Task instructions:
Rewrite the lines below so that every "cell-number" becomes "grid-number", with nothing else changed. Omit the pictures from your answer.
----------
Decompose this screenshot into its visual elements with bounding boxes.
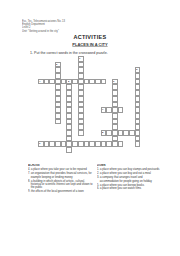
clues-across: ACROSS 4. a place where you take your ca… [28, 164, 95, 194]
clue-item: 3. a company that arranges travel and ac… [97, 176, 160, 183]
clue-item: 4. a place where you take your car to be… [28, 168, 95, 171]
grid-blank [140, 147, 146, 153]
down-heading: DOWN [97, 164, 160, 167]
page-title: ACTIVITIES [0, 33, 180, 40]
worksheet-page: Esc. Tec. Telecomunicaciones No. 13 Engl… [0, 0, 180, 256]
header-line-4: Unit: "Getting around in the city" [22, 29, 100, 32]
cell-number: 3 [136, 68, 137, 70]
cell-number: 7 [102, 108, 103, 110]
clue-item: 2. a place where you can buy and eat a m… [97, 172, 160, 175]
crossword-grid: 123456789 [38, 56, 146, 153]
clue-item: 8. a building in which objects of artist… [28, 179, 95, 189]
cell-number: 8 [102, 131, 103, 133]
cell-number: 2 [56, 63, 57, 65]
cell-number: 5 [68, 80, 69, 82]
instruction-text: 1. Put the correct words in the crosswor… [30, 50, 174, 55]
clue-item: 6. a place where you can watch films [97, 187, 160, 190]
clue-item: 5. a place where you can borrow books [97, 183, 160, 186]
cell-number: 1 [79, 57, 80, 59]
cell-number: 6 [113, 80, 114, 82]
across-heading: ACROSS [28, 164, 95, 167]
cell-number: 4 [39, 80, 40, 82]
clue-item: 9. the offices of the local government o… [28, 190, 95, 193]
page-subtitle: PLACES IN A CITY [0, 42, 180, 47]
clues-down: DOWN 1. a place where you can buy stamps… [97, 164, 160, 191]
cell-number: 9 [39, 142, 40, 144]
header-block: Esc. Tec. Telecomunicaciones No. 13 Engl… [22, 19, 100, 33]
clue-item: 7. an organization that provides financi… [28, 172, 95, 179]
clue-item: 1. a place where you can buy stamps and … [97, 168, 160, 171]
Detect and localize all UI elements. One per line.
----------
Solution to this task:
Decompose this screenshot into its visual elements with bounding boxes.
clues-across: ACROSS 4. a place where you take your ca… [28, 164, 95, 194]
clue-item: 3. a company that arranges travel and ac… [97, 176, 160, 183]
clue-item: 4. a place where you take your car to be… [28, 168, 95, 171]
grid-blank [140, 147, 146, 153]
down-heading: DOWN [97, 164, 160, 167]
page-title: ACTIVITIES [0, 33, 180, 40]
worksheet-page: Esc. Tec. Telecomunicaciones No. 13 Engl… [0, 0, 180, 256]
header-line-4: Unit: "Getting around in the city" [22, 29, 100, 32]
grid-number: 3 [136, 68, 137, 70]
grid-number: 7 [102, 108, 103, 110]
clue-item: 2. a place where you can buy and eat a m… [97, 172, 160, 175]
crossword-grid: 123456789 [38, 56, 146, 153]
clue-item: 8. a building in which objects of artist… [28, 179, 95, 189]
grid-number: 8 [102, 131, 103, 133]
grid-number: 2 [56, 63, 57, 65]
grid-number: 5 [68, 80, 69, 82]
instruction-text: 1. Put the correct words in the crosswor… [30, 50, 174, 55]
clue-item: 6. a place where you can watch films [97, 187, 160, 190]
clue-item: 5. a place where you can borrow books [97, 183, 160, 186]
grid-number: 1 [79, 57, 80, 59]
grid-number: 6 [113, 80, 114, 82]
across-heading: ACROSS [28, 164, 95, 167]
grid-number: 4 [39, 80, 40, 82]
clue-item: 9. the offices of the local government o… [28, 190, 95, 193]
page-subtitle: PLACES IN A CITY [0, 42, 180, 47]
clues-down: DOWN 1. a place where you can buy stamps… [97, 164, 160, 191]
grid-number: 9 [39, 142, 40, 144]
header-block: Esc. Tec. Telecomunicaciones No. 13 Engl… [22, 19, 100, 33]
clue-item: 7. an organization that provides financi… [28, 172, 95, 179]
clue-item: 1. a place where you can buy stamps and … [97, 168, 160, 171]
Detect and localize all UI elements. One per line.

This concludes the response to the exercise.